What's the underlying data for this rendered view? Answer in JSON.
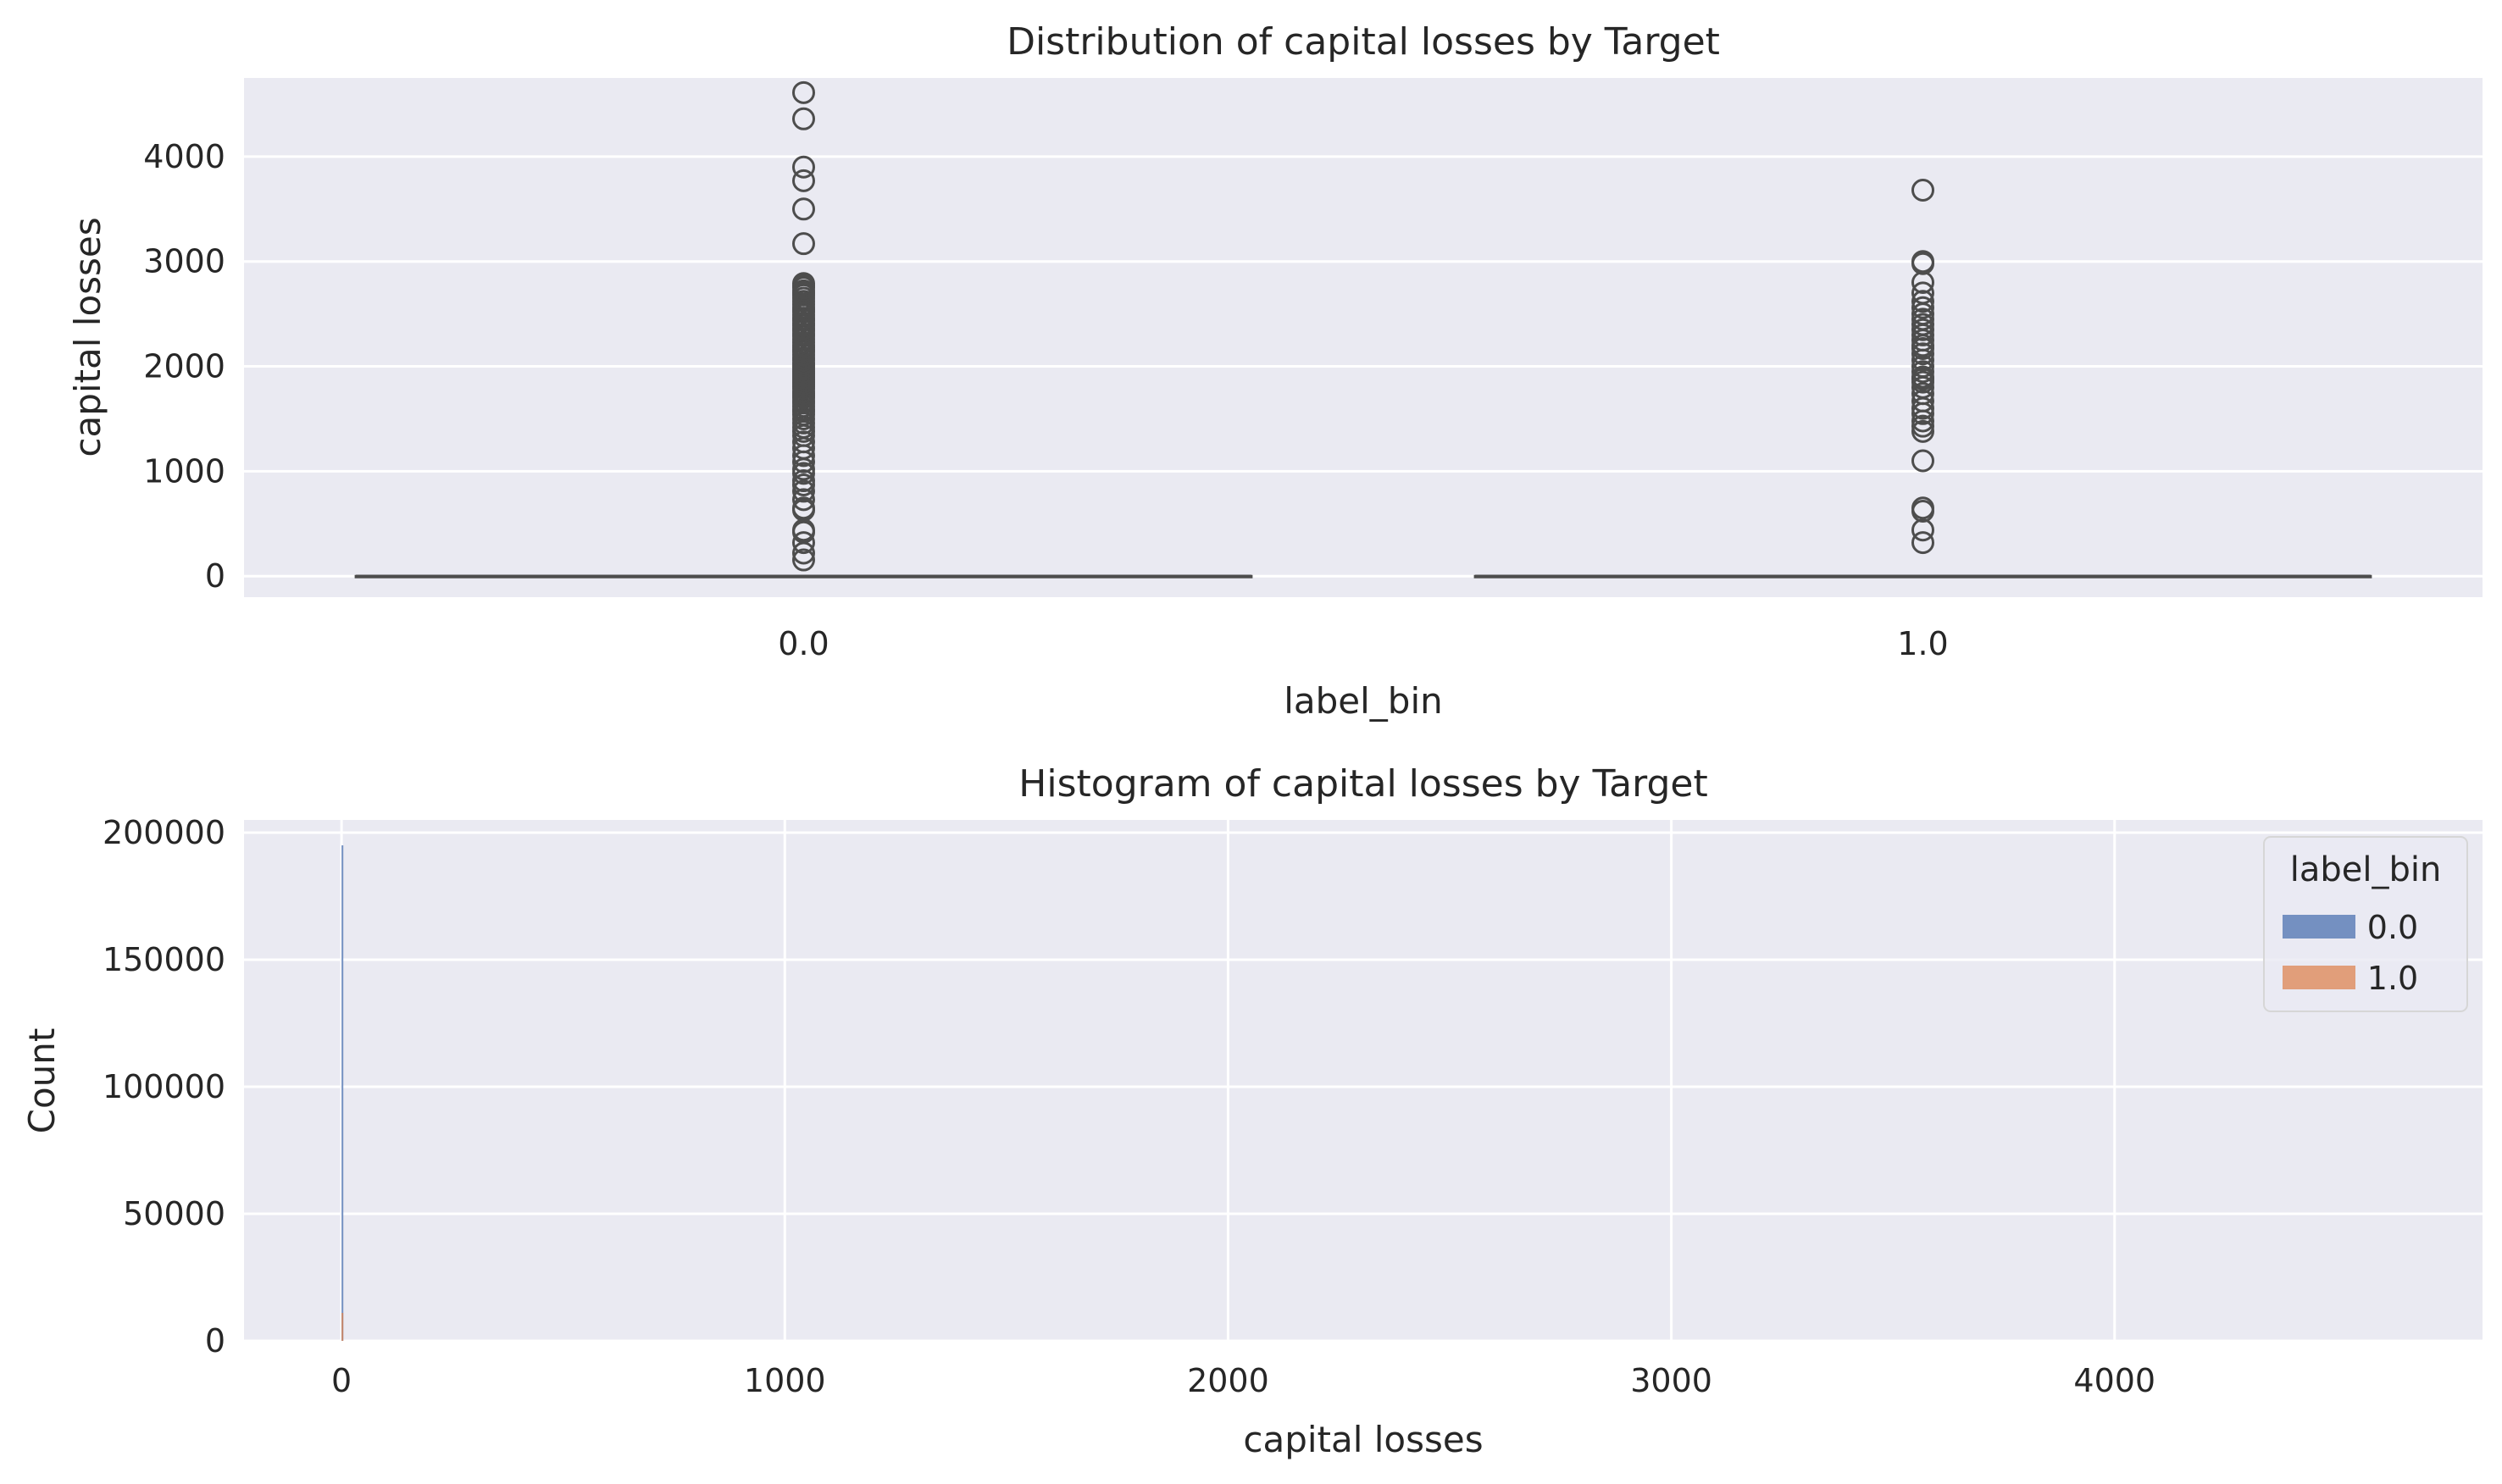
{
  "chart_data": [
    {
      "type": "box",
      "title": "Distribution of capital losses by Target",
      "xlabel": "label_bin",
      "ylabel": "capital losses",
      "categories": [
        "0.0",
        "1.0"
      ],
      "ylim": [
        -200,
        4750
      ],
      "yticks": [
        0,
        1000,
        2000,
        3000,
        4000
      ],
      "grid": true,
      "box_color": "#4c72b0",
      "line_color": "#4d4d4d",
      "boxes": [
        {
          "category": "0.0",
          "min": 0,
          "q1": 0,
          "median": 0,
          "q3": 0,
          "max": 0,
          "outliers": [
            155,
            220,
            320,
            420,
            440,
            630,
            650,
            730,
            810,
            870,
            910,
            980,
            1020,
            1090,
            1150,
            1220,
            1280,
            1340,
            1380,
            1420,
            1460,
            1500,
            1540,
            1570,
            1590,
            1620,
            1650,
            1670,
            1700,
            1720,
            1740,
            1760,
            1790,
            1810,
            1830,
            1850,
            1870,
            1890,
            1910,
            1930,
            1950,
            1970,
            1990,
            2010,
            2030,
            2060,
            2080,
            2110,
            2140,
            2160,
            2180,
            2200,
            2230,
            2260,
            2290,
            2310,
            2340,
            2360,
            2390,
            2410,
            2440,
            2460,
            2490,
            2520,
            2540,
            2560,
            2590,
            2620,
            2650,
            2680,
            2700,
            2720,
            2750,
            2770,
            2790,
            3170,
            3500,
            3770,
            3900,
            4360,
            4610
          ]
        },
        {
          "category": "1.0",
          "min": 0,
          "q1": 0,
          "median": 0,
          "q3": 0,
          "max": 0,
          "outliers": [
            320,
            440,
            620,
            650,
            1100,
            1380,
            1430,
            1480,
            1550,
            1600,
            1670,
            1740,
            1800,
            1850,
            1880,
            1900,
            1950,
            2000,
            2060,
            2120,
            2170,
            2200,
            2250,
            2300,
            2350,
            2400,
            2450,
            2500,
            2560,
            2620,
            2700,
            2800,
            2980,
            3000,
            3680
          ]
        }
      ]
    },
    {
      "type": "histogram",
      "title": "Histogram of capital losses by Target",
      "xlabel": "capital losses",
      "ylabel": "Count",
      "xlim": [
        -220,
        4830
      ],
      "ylim": [
        0,
        205000
      ],
      "xticks": [
        0,
        1000,
        2000,
        3000,
        4000
      ],
      "yticks": [
        0,
        50000,
        100000,
        150000,
        200000
      ],
      "grid": true,
      "legend": {
        "title": "label_bin",
        "placement": "top-right"
      },
      "series": [
        {
          "name": "0.0",
          "color": "#4c72b0",
          "bins": [
            {
              "x0": 0,
              "x1": 4,
              "count": 195000
            }
          ]
        },
        {
          "name": "1.0",
          "color": "#dd8452",
          "bins": [
            {
              "x0": 0,
              "x1": 4,
              "count": 11000
            }
          ]
        }
      ]
    }
  ]
}
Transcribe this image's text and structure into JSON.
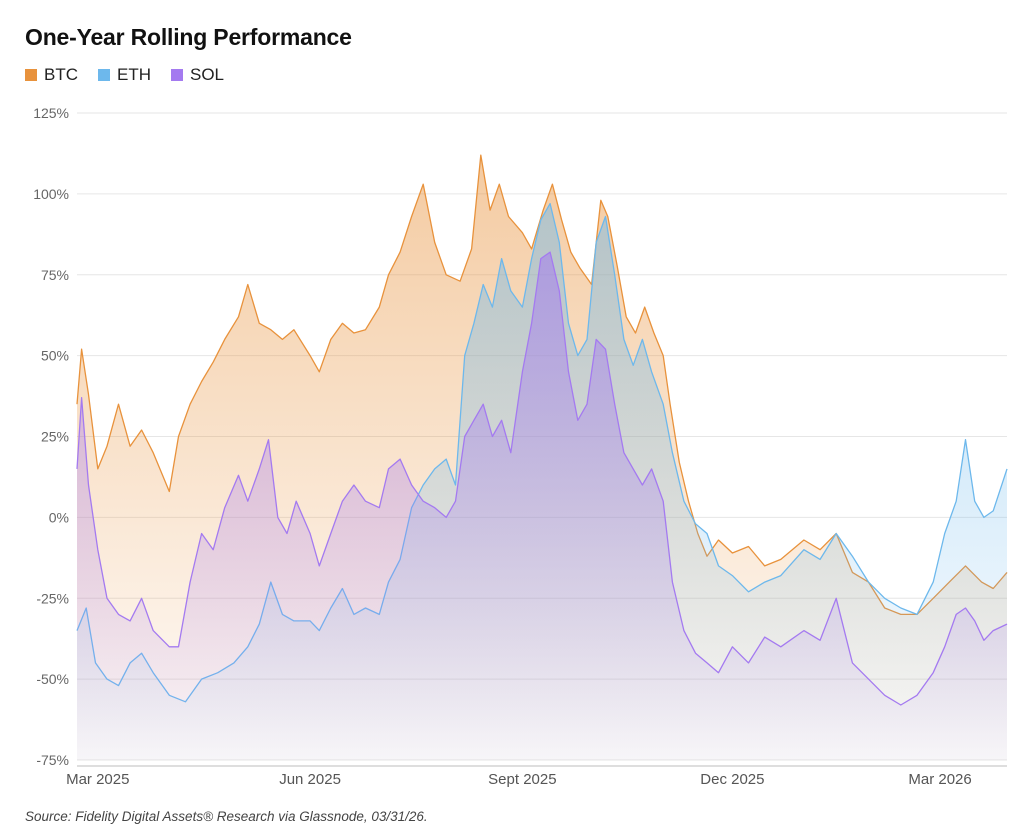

**What you need to do:** Using the records above, copy every line that has the word "xlabel" in it.

**Solved problem:**
      "xlabel": "label_bin",
      "xlabel": "capital losses",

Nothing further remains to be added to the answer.